TEXT EXCERPT:

######

Assistant Professor of Sociology Lisa Waldner tells Frank Rich of the New York Times that the anti-gay industry is distorting a study she wrote while in 1992 in order to claim that lesbians relationships have a high rate of domestic violence.


2001 - Six researchers (Robert S Hogg, Stefan A Strathdee, Kevin JP Craib, Michael V. O’ Shaughnessy, Julio Montaner, and Martin T Schechter) write a letter to the editor to the International Journal of Epidemiology accusing the anti-gay industry of distorting a study they published in 1997 in order to claim that gay men have a short life span. They said they were speaking of a hypothetical outcome that would take place if there were not better practices regarding safe sex in that particular area. They also said that conditions have improved; therefore the outcome they predicted (i.e. gay men not reaching their sixty-fifth birthday) had been averted.

Patrick Letellier complains that Gary Glenn of the American Family Association cherry picked passages from his book (Men Who Beat the Men Who Love Them) in order to assert that domestic violence is high in gay relationships. Years after this, the book continues to be cited by the anti-gay industry in the same way Glenn cited it.

######

PROVIDED MATERIAL:
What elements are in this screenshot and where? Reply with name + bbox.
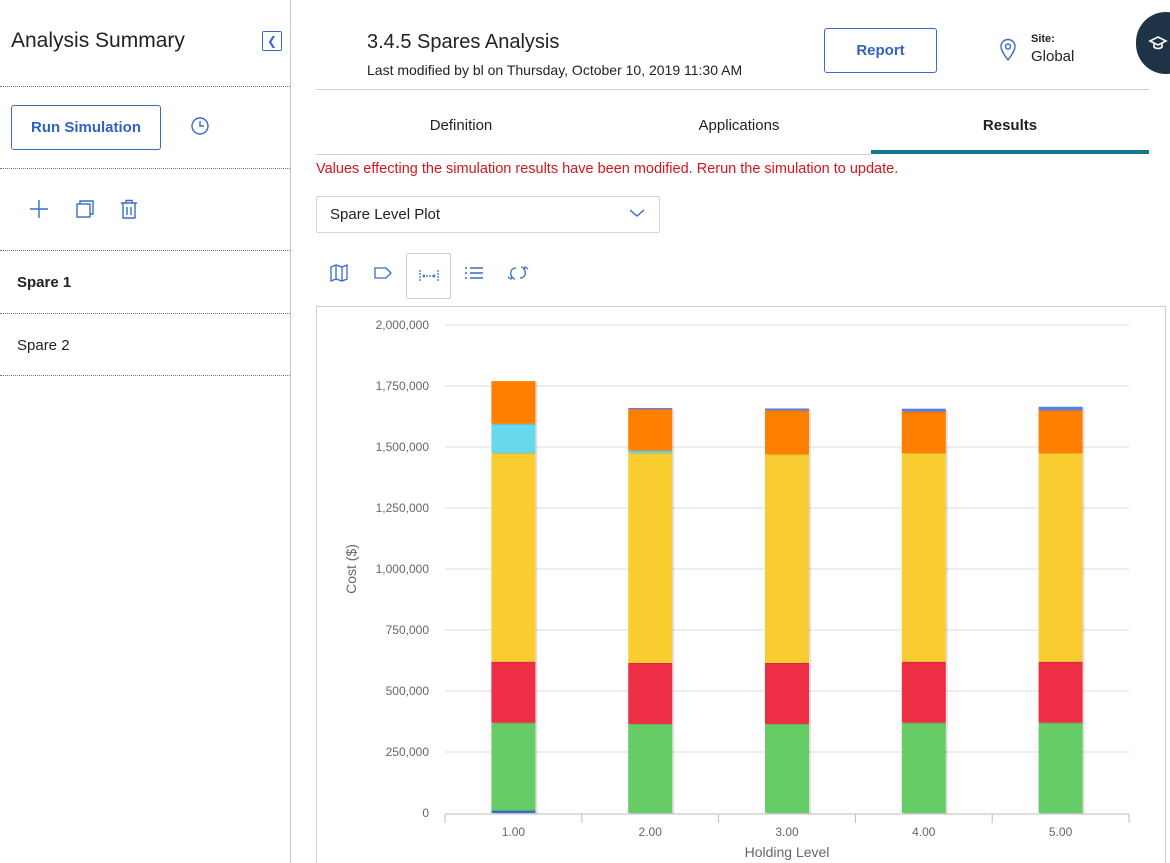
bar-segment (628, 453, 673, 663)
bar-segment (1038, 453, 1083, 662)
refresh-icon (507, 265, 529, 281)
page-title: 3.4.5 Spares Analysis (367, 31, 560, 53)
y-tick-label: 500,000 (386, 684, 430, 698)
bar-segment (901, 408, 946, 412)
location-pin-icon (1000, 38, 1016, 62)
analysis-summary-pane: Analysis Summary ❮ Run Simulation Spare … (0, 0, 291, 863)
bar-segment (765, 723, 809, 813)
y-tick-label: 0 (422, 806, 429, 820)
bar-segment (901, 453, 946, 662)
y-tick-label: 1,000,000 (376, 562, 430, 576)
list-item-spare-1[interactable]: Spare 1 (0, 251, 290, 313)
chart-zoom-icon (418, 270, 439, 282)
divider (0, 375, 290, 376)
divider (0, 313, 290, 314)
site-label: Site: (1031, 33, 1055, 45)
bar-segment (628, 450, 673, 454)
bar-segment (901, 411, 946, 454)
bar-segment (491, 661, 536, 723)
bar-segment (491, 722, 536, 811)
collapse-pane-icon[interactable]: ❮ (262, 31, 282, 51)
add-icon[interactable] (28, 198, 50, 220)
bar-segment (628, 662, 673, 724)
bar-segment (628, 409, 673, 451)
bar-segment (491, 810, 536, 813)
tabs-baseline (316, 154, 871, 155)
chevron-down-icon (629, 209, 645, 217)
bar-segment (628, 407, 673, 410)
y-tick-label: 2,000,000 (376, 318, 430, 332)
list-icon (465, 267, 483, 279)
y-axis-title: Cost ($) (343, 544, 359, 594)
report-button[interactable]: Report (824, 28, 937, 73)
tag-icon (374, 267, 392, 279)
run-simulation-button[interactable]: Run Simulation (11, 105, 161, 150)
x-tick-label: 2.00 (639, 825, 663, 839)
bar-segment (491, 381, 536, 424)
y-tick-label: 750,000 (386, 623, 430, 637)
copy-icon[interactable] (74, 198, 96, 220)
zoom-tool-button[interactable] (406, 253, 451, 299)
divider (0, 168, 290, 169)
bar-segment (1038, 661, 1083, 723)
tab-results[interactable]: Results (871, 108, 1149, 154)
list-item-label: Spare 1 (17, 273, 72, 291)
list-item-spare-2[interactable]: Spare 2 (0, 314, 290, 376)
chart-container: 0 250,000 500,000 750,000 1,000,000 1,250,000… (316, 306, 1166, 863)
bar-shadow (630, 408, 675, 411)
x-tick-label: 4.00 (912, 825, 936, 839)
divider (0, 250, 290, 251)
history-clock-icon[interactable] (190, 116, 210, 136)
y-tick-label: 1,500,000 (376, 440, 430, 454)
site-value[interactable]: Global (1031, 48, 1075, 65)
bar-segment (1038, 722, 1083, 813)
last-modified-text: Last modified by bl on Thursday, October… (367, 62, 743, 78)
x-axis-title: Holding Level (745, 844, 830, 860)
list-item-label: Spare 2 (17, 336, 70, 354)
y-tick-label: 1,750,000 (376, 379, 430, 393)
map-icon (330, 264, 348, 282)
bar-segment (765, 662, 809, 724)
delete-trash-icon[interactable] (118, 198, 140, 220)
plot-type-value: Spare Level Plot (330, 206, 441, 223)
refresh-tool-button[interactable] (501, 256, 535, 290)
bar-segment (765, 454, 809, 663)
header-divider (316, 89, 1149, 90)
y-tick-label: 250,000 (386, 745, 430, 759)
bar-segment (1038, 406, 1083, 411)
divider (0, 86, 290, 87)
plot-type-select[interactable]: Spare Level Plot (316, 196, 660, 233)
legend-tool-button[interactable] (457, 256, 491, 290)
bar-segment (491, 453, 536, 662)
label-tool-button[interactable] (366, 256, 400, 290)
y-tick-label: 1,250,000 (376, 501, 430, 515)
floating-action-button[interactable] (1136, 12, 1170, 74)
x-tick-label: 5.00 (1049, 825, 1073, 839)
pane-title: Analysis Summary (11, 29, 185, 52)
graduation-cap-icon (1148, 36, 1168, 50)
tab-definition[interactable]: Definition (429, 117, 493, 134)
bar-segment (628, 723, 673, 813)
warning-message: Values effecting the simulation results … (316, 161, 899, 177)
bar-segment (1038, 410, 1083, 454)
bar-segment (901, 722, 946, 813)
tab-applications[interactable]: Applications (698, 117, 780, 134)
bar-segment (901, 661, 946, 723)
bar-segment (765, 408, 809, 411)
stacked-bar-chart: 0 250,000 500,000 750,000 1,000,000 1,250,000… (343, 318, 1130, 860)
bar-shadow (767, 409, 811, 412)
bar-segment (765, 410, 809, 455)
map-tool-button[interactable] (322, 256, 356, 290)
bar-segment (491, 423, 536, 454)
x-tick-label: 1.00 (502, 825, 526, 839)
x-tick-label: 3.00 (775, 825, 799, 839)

######

PROMPT:
Carry on the text about researchers and authors objecting to distortion of their work, starting right after its last sentence.

EXERCISE OUTPUT:
Robert Spitzer publishes a study that says a small number of people can change their sexual orientation. The anti-gay industry cites the study as proof that homosexuality is a choice. Spitzer complains as to how his work was being used, even publishing a piece in the Wall Street Journal complaining about how his work was being distorted. In 2006, he gives an interview with the Los Angeles Times in which he says he now believes that some of those he interviewed for his 2001 study may have been either lying to him or themselves.


2002 - A. Nicholas Groth writes a letter to the Family Research Council claiming that the group distorted his work in a study to prove that gays molest children at a high level. Groth, in 1983, complained that discredited researcher Paul Cameron had done the same thing. The study published by the Family Research Council is almost similar to the one published by Cameron.


2006 - Dr. Elizabeth Saewyc of the University of British Columbia complains that Focus on the Family distorted her study on lesbian teen suicide.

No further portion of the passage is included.